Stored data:
——
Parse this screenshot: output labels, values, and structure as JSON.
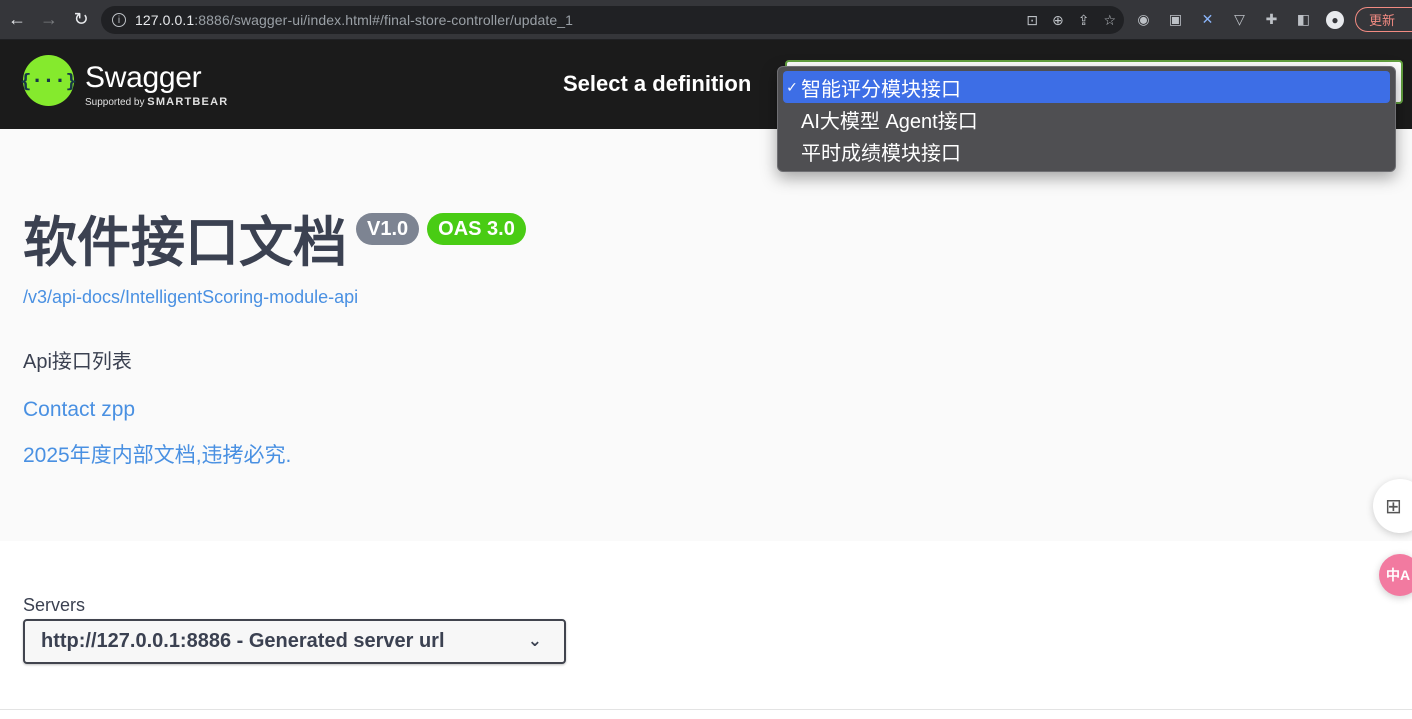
{
  "browser": {
    "url_host": "127.0.0.1",
    "url_rest": ":8886/swagger-ui/index.html#/final-store-controller/update_1",
    "update_label": "更新",
    "extension_icons": [
      "translate-icon",
      "zoom-icon",
      "share-icon",
      "star-icon",
      "extension-a-icon",
      "extension-b-icon",
      "extension-x-icon",
      "vue-icon",
      "puzzle-icon",
      "sidepanel-icon",
      "profile-icon"
    ]
  },
  "header": {
    "logo_glyph": "{···}",
    "logo_title": "Swagger",
    "logo_sub_prefix": "Supported by",
    "logo_sub_brand": "SMARTBEAR",
    "select_label": "Select a definition"
  },
  "definition_menu": {
    "items": [
      {
        "label": "智能评分模块接口",
        "selected": true
      },
      {
        "label": "AI大模型 Agent接口",
        "selected": false
      },
      {
        "label": "平时成绩模块接口",
        "selected": false
      }
    ],
    "check_mark": "✓"
  },
  "info": {
    "title": "软件接口文档",
    "version_badge": "V1.0",
    "oas_badge": "OAS 3.0",
    "spec_url": "/v3/api-docs/IntelligentScoring-module-api",
    "description": "Api接口列表",
    "contact": "Contact zpp",
    "license": "2025年度内部文档,违拷必究."
  },
  "servers": {
    "label": "Servers",
    "selected": "http://127.0.0.1:8886 - Generated server url"
  },
  "floating": {
    "apps_glyph": "⊞",
    "translate_glyph": "中A"
  }
}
——
§ What is asked
Reproduce the material in its entirety and word for word, without the pictures.

§ Answer to the task
Parse this screenshot: output labels, values, and structure as JSON.
{
  "browser": {
    "url_host": "127.0.0.1",
    "url_rest": ":8886/swagger-ui/index.html#/final-store-controller/update_1",
    "update_label": "更新",
    "extension_icons": [
      "translate-icon",
      "zoom-icon",
      "share-icon",
      "star-icon",
      "extension-a-icon",
      "extension-b-icon",
      "extension-x-icon",
      "vue-icon",
      "puzzle-icon",
      "sidepanel-icon",
      "profile-icon"
    ]
  },
  "header": {
    "logo_glyph": "{···}",
    "logo_title": "Swagger",
    "logo_sub_prefix": "Supported by",
    "logo_sub_brand": "SMARTBEAR",
    "select_label": "Select a definition"
  },
  "definition_menu": {
    "items": [
      {
        "label": "智能评分模块接口",
        "selected": true
      },
      {
        "label": "AI大模型 Agent接口",
        "selected": false
      },
      {
        "label": "平时成绩模块接口",
        "selected": false
      }
    ],
    "check_mark": "✓"
  },
  "info": {
    "title": "软件接口文档",
    "version_badge": "V1.0",
    "oas_badge": "OAS 3.0",
    "spec_url": "/v3/api-docs/IntelligentScoring-module-api",
    "description": "Api接口列表",
    "contact": "Contact zpp",
    "license": "2025年度内部文档,违拷必究."
  },
  "servers": {
    "label": "Servers",
    "selected": "http://127.0.0.1:8886 - Generated server url"
  },
  "floating": {
    "apps_glyph": "⊞",
    "translate_glyph": "中A"
  }
}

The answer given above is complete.